┌──

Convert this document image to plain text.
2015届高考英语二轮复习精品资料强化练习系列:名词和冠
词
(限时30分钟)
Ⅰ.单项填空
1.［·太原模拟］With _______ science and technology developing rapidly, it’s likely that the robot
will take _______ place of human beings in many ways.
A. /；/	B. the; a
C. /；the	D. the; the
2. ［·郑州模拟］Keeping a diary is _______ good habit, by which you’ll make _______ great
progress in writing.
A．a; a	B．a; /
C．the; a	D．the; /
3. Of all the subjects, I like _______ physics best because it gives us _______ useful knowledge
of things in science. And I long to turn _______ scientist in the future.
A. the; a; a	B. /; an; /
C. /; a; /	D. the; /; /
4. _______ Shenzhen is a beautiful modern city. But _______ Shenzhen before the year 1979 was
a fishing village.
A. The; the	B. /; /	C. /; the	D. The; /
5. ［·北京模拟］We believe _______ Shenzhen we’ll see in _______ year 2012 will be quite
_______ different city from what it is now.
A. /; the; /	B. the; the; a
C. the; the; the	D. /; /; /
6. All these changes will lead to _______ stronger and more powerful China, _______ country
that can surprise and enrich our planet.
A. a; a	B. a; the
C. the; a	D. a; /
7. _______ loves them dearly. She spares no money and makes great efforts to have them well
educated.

└──

What the task requires →
Every record above should be output exactly.

Solution →
Convert this document image to plain text.
2015届高考英语二轮复习精品资料强化练习系列:名词和冠
词
(限时30分钟)
Ⅰ.单项填空
1.［·太原模拟］With _______ science and technology developing rapidly, it’s likely that the robot
will take _______ place of human beings in many ways.
A. /；/	B. the; a
C. /；the	D. the; the
2. ［·郑州模拟］Keeping a diary is _______ good habit, by which you’ll make _______ great
progress in writing.
A．a; a	B．a; /
C．the; a	D．the; /
3. Of all the subjects, I like _______ physics best because it gives us _______ useful knowledge
of things in science. And I long to turn _______ scientist in the future.
A. the; a; a	B. /; an; /
C. /; a; /	D. the; /; /
4. _______ Shenzhen is a beautiful modern city. But _______ Shenzhen before the year 1979 was
a fishing village.
A. The; the	B. /; /	C. /; the	D. The; /
5. ［·北京模拟］We believe _______ Shenzhen we’ll see in _______ year 2012 will be quite
_______ different city from what it is now.
A. /; the; /	B. the; the; a
C. the; the; the	D. /; /; /
6. All these changes will lead to _______ stronger and more powerful China, _______ country
that can surprise and enrich our planet.
A. a; a	B. a; the
C. the; a	D. a; /
7. _______ loves them dearly. She spares no money and makes great efforts to have them well
educated.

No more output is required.